_Goal:_ Gather each line containing the string "花咲かば" from these entries.
## start Task input
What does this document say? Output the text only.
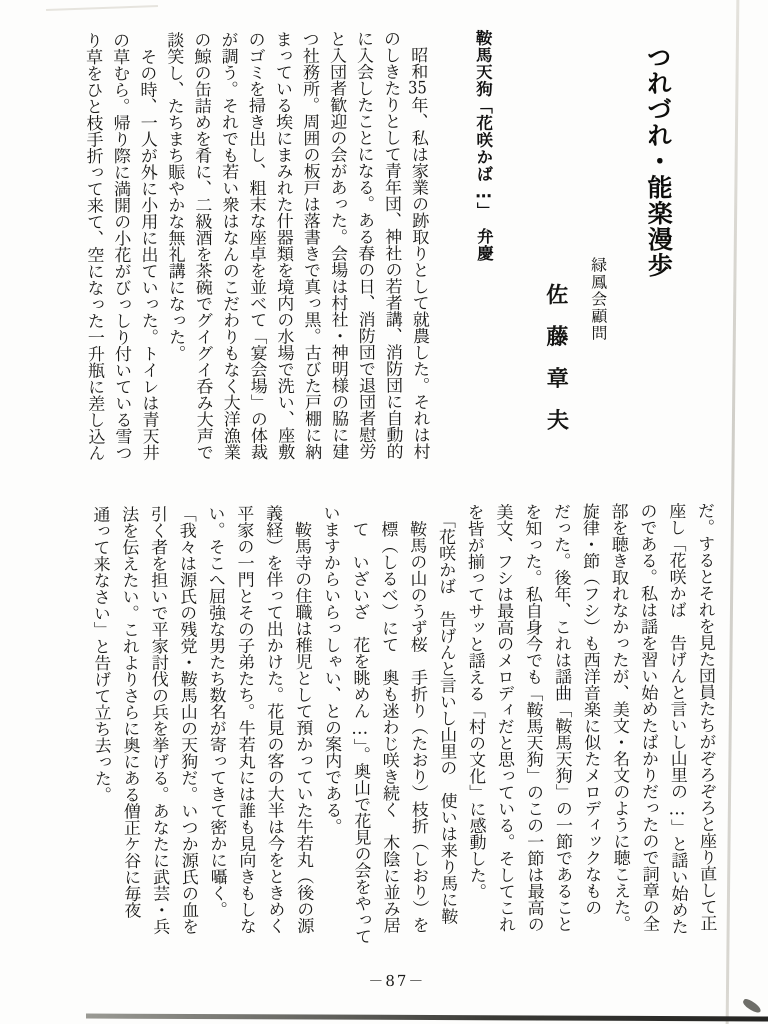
つれづれ・能楽漫歩
緑鳳会顧問
佐藤章夫
鞍馬天狗「花咲かば…」　弁慶
　昭和35年、私は家業の跡取りとして就農した。それは村
のしきたりとして青年団、神社の若者講、消防団に自動的
に入会したことになる。ある春の日、消防団で退団者慰労
と入団者歓迎の会があった。会場は村社・神明様の脇に建
つ社務所。周囲の板戸は落書きで真っ黒。古びた戸棚に納
まっている埃にまみれた什器類を境内の水場で洗い、座敷
のゴミを掃き出し、粗末な座卓を並べて「宴会場」の体裁
が調う。それでも若い衆はなんのこだわりもなく大洋漁業
の鯨の缶詰めを肴に、二級酒を茶碗でグイグイ呑み大声で
談笑し、たちまち賑やかな無礼講になった。
　その時、一人が外に小用に出ていった。トイレは青天井
の草むら。帰り際に満開の小花がびっしり付いている雪つ
り草をひと枝手折って来て、空になった一升瓶に差し込ん
だ。するとそれを見た団員たちがぞろぞろと座り直して正
座し「花咲かば　告げんと言いし山里の…」と謡い始めた
のである。私は謡を習い始めたばかりだったので詞章の全
部を聴き取れなかったが、美文・名文のように聴こえた。
旋律・節（フシ）も西洋音楽に似たメロディックなもの
だった。後年、これは謡曲「鞍馬天狗」の一節であること
を知った。私自身今でも「鞍馬天狗」のこの一節は最高の
美文、フシは最高のメロディだと思っている。そしてこれ
を皆が揃ってサッと謡える「村の文化」に感動した。
　「花咲かば　告げんと言いし山里の　使いは来り馬に鞍
　鞍馬の山のうず桜　手折り（たおり）枝折（しおり）を
　標（しるべ）にて　奥も迷わじ咲き続く　木陰に並み居
　て　いざいざ　花を眺めん…」。奥山で花見の会をやって
いますからいらっしゃい、との案内である。
　鞍馬寺の住職は稚児として預かっていた牛若丸（後の源
義経）を伴って出かけた。花見の客の大半は今をときめく
平家の一門とその子弟たち。牛若丸には誰も見向きもしな
い。そこへ屈強な男たち数名が寄ってきて密かに囁く。
「我々は源氏の残党・鞍馬山の天狗だ。いつか源氏の血を
引く者を担いで平家討伐の兵を挙げる。あなたに武芸・兵
法を伝えたい。これよりさらに奥にある僧正ケ谷に毎夜
通って来なさい」と告げて立ち去った。
－87－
## end Task input
_Expected output:_
鞍馬天狗「花咲かば…」　弁慶
座し「花咲かば　告げんと言いし山里の…」と謡い始めた
　「花咲かば　告げんと言いし山里の　使いは来り馬に鞍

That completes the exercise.